## Material provided
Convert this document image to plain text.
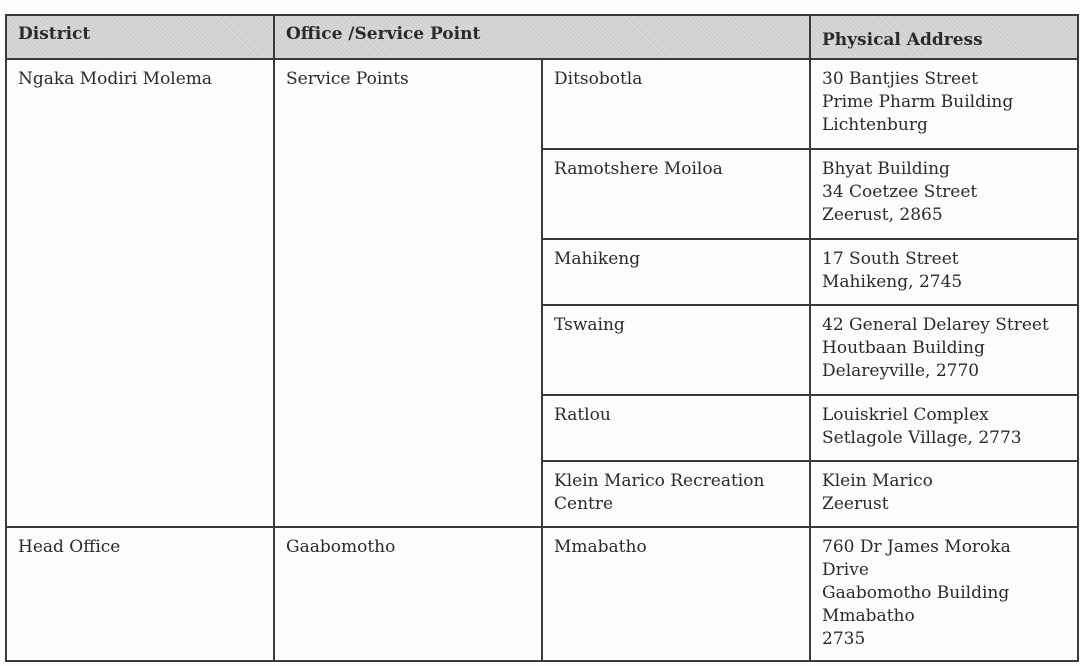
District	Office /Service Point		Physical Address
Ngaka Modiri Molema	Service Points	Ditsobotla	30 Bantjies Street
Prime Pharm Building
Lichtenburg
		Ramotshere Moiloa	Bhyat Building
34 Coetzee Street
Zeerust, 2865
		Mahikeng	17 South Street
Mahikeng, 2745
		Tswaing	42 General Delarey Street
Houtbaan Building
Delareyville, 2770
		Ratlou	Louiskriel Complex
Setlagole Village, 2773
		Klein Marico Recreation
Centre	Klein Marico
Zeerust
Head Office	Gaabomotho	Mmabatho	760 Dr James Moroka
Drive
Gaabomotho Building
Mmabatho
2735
--
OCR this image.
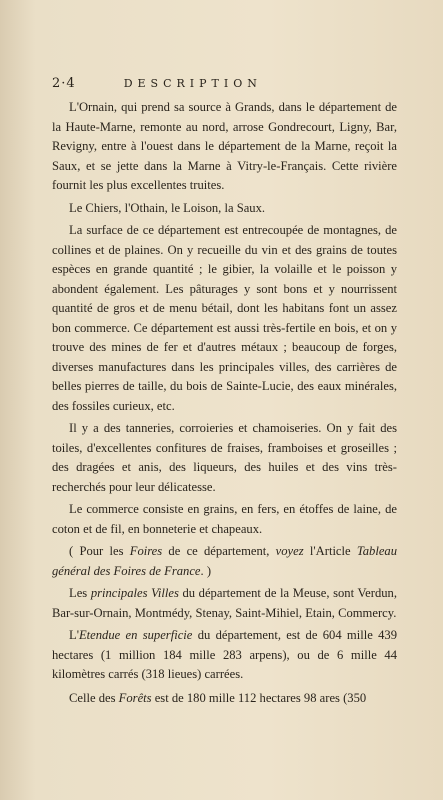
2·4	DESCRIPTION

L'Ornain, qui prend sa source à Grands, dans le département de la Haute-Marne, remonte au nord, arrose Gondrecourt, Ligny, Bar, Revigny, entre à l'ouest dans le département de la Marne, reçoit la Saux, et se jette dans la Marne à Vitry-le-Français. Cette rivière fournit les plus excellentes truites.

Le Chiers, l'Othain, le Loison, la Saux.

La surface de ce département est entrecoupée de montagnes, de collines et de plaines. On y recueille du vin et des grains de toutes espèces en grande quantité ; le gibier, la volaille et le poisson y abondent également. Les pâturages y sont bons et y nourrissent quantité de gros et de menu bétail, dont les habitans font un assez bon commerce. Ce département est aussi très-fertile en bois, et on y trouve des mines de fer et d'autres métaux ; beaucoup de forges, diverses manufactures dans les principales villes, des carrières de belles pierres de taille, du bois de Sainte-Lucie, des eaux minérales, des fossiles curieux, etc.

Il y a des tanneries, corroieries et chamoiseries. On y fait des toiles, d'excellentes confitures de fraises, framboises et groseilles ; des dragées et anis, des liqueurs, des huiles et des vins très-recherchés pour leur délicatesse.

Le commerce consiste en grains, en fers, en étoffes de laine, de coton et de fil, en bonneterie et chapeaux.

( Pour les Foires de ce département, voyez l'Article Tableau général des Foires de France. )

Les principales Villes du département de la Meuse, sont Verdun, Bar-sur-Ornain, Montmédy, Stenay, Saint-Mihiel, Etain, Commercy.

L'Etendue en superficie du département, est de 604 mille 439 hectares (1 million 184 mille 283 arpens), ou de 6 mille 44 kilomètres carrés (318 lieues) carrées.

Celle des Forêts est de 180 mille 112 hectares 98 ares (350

## Given exercise
Go through the listing above line by line and say how many lines hold the word "Ornain". Reply with that number only.

## Reply to the task
2